SET EXERCISE = Write out the listing below again, precisely as it is given.

RECORDS PROVIDED =
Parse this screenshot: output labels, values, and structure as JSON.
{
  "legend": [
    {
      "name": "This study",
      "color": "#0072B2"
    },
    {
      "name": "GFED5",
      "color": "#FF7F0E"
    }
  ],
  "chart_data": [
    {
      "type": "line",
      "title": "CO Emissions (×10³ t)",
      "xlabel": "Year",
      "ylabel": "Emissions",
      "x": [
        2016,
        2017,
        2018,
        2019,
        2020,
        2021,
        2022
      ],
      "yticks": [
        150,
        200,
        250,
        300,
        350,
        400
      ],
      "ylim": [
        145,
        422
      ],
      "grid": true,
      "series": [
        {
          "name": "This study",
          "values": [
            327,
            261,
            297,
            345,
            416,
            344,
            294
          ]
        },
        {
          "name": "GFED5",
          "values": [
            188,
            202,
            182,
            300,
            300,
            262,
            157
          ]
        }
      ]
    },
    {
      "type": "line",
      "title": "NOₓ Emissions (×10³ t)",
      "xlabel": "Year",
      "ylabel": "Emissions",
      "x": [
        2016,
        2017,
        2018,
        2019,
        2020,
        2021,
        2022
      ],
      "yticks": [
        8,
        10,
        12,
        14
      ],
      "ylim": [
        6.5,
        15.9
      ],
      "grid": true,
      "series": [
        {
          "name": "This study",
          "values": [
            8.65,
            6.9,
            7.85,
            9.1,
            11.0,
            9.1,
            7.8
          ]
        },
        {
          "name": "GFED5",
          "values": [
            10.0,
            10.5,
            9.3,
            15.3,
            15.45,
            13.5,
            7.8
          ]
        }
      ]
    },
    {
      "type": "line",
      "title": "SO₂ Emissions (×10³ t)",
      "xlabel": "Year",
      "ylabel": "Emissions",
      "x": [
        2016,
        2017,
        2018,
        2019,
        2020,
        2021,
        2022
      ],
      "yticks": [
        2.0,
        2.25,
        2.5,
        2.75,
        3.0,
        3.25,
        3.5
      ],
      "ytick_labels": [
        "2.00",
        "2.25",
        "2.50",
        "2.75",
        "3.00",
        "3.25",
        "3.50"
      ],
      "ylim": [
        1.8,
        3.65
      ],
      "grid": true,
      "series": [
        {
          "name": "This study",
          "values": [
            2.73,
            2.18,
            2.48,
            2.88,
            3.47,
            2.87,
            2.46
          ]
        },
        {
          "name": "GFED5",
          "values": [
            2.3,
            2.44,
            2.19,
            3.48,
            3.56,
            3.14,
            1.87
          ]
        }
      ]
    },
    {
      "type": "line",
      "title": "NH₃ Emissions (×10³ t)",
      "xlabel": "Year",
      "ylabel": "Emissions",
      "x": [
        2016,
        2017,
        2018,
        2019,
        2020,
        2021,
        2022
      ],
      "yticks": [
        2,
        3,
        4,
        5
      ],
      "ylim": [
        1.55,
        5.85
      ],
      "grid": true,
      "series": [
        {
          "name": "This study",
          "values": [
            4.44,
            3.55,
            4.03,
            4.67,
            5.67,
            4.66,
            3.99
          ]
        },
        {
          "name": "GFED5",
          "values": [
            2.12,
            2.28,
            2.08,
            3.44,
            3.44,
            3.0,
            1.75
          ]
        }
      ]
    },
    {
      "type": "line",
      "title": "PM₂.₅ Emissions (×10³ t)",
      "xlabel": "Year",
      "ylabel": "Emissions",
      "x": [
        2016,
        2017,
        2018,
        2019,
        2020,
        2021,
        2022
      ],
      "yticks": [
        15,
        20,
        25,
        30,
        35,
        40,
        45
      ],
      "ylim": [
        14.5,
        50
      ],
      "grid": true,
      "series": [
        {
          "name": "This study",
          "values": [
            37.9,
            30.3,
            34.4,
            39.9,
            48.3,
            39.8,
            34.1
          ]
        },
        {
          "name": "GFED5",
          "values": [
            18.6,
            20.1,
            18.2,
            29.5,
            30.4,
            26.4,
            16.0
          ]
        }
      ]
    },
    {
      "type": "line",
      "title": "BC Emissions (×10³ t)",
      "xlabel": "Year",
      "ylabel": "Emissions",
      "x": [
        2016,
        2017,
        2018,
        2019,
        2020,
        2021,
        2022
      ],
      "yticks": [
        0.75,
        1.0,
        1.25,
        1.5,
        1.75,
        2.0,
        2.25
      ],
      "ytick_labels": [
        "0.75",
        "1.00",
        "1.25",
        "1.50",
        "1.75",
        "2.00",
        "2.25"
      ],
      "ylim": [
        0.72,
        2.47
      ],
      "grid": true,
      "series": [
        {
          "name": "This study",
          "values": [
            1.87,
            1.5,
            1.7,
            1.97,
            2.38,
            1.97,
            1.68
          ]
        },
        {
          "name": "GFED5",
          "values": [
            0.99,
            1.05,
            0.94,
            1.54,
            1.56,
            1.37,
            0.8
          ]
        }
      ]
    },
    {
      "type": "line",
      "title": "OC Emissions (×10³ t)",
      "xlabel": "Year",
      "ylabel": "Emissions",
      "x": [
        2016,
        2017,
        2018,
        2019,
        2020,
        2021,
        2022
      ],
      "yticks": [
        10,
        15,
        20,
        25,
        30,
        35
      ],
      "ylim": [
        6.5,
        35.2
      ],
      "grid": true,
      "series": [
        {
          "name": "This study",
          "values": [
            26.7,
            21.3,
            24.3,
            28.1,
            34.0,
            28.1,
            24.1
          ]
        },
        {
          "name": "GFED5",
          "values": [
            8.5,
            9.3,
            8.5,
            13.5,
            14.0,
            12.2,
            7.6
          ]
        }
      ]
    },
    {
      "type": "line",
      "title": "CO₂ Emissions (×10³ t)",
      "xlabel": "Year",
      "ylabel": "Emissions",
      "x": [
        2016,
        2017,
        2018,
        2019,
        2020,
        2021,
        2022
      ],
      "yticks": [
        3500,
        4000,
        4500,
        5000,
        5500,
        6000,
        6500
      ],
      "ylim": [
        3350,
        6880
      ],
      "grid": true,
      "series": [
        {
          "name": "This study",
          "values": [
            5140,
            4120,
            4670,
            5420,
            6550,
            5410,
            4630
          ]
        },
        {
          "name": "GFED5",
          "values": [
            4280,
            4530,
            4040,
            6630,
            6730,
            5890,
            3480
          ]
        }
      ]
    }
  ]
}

RESULT BELOW =
Parse this screenshot: output labels, values, and structure as JSON.
{
  "legend": [
    {
      "name": "This study",
      "color": "#0072B2"
    },
    {
      "name": "GFED5",
      "color": "#FF7F0E"
    }
  ],
  "chart_data": [
    {
      "type": "line",
      "title": "CO Emissions (×10³ t)",
      "xlabel": "Year",
      "ylabel": "Emissions",
      "x": [
        2016,
        2017,
        2018,
        2019,
        2020,
        2021,
        2022
      ],
      "yticks": [
        150,
        200,
        250,
        300,
        350,
        400
      ],
      "ylim": [
        145,
        422
      ],
      "grid": true,
      "series": [
        {
          "name": "This study",
          "values": [
            327,
            261,
            297,
            345,
            416,
            344,
            294
          ]
        },
        {
          "name": "GFED5",
          "values": [
            188,
            202,
            182,
            300,
            300,
            262,
            157
          ]
        }
      ]
    },
    {
      "type": "line",
      "title": "NOₓ Emissions (×10³ t)",
      "xlabel": "Year",
      "ylabel": "Emissions",
      "x": [
        2016,
        2017,
        2018,
        2019,
        2020,
        2021,
        2022
      ],
      "yticks": [
        8,
        10,
        12,
        14
      ],
      "ylim": [
        6.5,
        15.9
      ],
      "grid": true,
      "series": [
        {
          "name": "This study",
          "values": [
            8.65,
            6.9,
            7.85,
            9.1,
            11.0,
            9.1,
            7.8
          ]
        },
        {
          "name": "GFED5",
          "values": [
            10.0,
            10.5,
            9.3,
            15.3,
            15.45,
            13.5,
            7.8
          ]
        }
      ]
    },
    {
      "type": "line",
      "title": "SO₂ Emissions (×10³ t)",
      "xlabel": "Year",
      "ylabel": "Emissions",
      "x": [
        2016,
        2017,
        2018,
        2019,
        2020,
        2021,
        2022
      ],
      "yticks": [
        2.0,
        2.25,
        2.5,
        2.75,
        3.0,
        3.25,
        3.5
      ],
      "ytick_labels": [
        "2.00",
        "2.25",
        "2.50",
        "2.75",
        "3.00",
        "3.25",
        "3.50"
      ],
      "ylim": [
        1.8,
        3.65
      ],
      "grid": true,
      "series": [
        {
          "name": "This study",
          "values": [
            2.73,
            2.18,
            2.48,
            2.88,
            3.47,
            2.87,
            2.46
          ]
        },
        {
          "name": "GFED5",
          "values": [
            2.3,
            2.44,
            2.19,
            3.48,
            3.56,
            3.14,
            1.87
          ]
        }
      ]
    },
    {
      "type": "line",
      "title": "NH₃ Emissions (×10³ t)",
      "xlabel": "Year",
      "ylabel": "Emissions",
      "x": [
        2016,
        2017,
        2018,
        2019,
        2020,
        2021,
        2022
      ],
      "yticks": [
        2,
        3,
        4,
        5
      ],
      "ylim": [
        1.55,
        5.85
      ],
      "grid": true,
      "series": [
        {
          "name": "This study",
          "values": [
            4.44,
            3.55,
            4.03,
            4.67,
            5.67,
            4.66,
            3.99
          ]
        },
        {
          "name": "GFED5",
          "values": [
            2.12,
            2.28,
            2.08,
            3.44,
            3.44,
            3.0,
            1.75
          ]
        }
      ]
    },
    {
      "type": "line",
      "title": "PM₂.₅ Emissions (×10³ t)",
      "xlabel": "Year",
      "ylabel": "Emissions",
      "x": [
        2016,
        2017,
        2018,
        2019,
        2020,
        2021,
        2022
      ],
      "yticks": [
        15,
        20,
        25,
        30,
        35,
        40,
        45
      ],
      "ylim": [
        14.5,
        50
      ],
      "grid": true,
      "series": [
        {
          "name": "This study",
          "values": [
            37.9,
            30.3,
            34.4,
            39.9,
            48.3,
            39.8,
            34.1
          ]
        },
        {
          "name": "GFED5",
          "values": [
            18.6,
            20.1,
            18.2,
            29.5,
            30.4,
            26.4,
            16.0
          ]
        }
      ]
    },
    {
      "type": "line",
      "title": "BC Emissions (×10³ t)",
      "xlabel": "Year",
      "ylabel": "Emissions",
      "x": [
        2016,
        2017,
        2018,
        2019,
        2020,
        2021,
        2022
      ],
      "yticks": [
        0.75,
        1.0,
        1.25,
        1.5,
        1.75,
        2.0,
        2.25
      ],
      "ytick_labels": [
        "0.75",
        "1.00",
        "1.25",
        "1.50",
        "1.75",
        "2.00",
        "2.25"
      ],
      "ylim": [
        0.72,
        2.47
      ],
      "grid": true,
      "series": [
        {
          "name": "This study",
          "values": [
            1.87,
            1.5,
            1.7,
            1.97,
            2.38,
            1.97,
            1.68
          ]
        },
        {
          "name": "GFED5",
          "values": [
            0.99,
            1.05,
            0.94,
            1.54,
            1.56,
            1.37,
            0.8
          ]
        }
      ]
    },
    {
      "type": "line",
      "title": "OC Emissions (×10³ t)",
      "xlabel": "Year",
      "ylabel": "Emissions",
      "x": [
        2016,
        2017,
        2018,
        2019,
        2020,
        2021,
        2022
      ],
      "yticks": [
        10,
        15,
        20,
        25,
        30,
        35
      ],
      "ylim": [
        6.5,
        35.2
      ],
      "grid": true,
      "series": [
        {
          "name": "This study",
          "values": [
            26.7,
            21.3,
            24.3,
            28.1,
            34.0,
            28.1,
            24.1
          ]
        },
        {
          "name": "GFED5",
          "values": [
            8.5,
            9.3,
            8.5,
            13.5,
            14.0,
            12.2,
            7.6
          ]
        }
      ]
    },
    {
      "type": "line",
      "title": "CO₂ Emissions (×10³ t)",
      "xlabel": "Year",
      "ylabel": "Emissions",
      "x": [
        2016,
        2017,
        2018,
        2019,
        2020,
        2021,
        2022
      ],
      "yticks": [
        3500,
        4000,
        4500,
        5000,
        5500,
        6000,
        6500
      ],
      "ylim": [
        3350,
        6880
      ],
      "grid": true,
      "series": [
        {
          "name": "This study",
          "values": [
            5140,
            4120,
            4670,
            5420,
            6550,
            5410,
            4630
          ]
        },
        {
          "name": "GFED5",
          "values": [
            4280,
            4530,
            4040,
            6630,
            6730,
            5890,
            3480
          ]
        }
      ]
    }
  ]
}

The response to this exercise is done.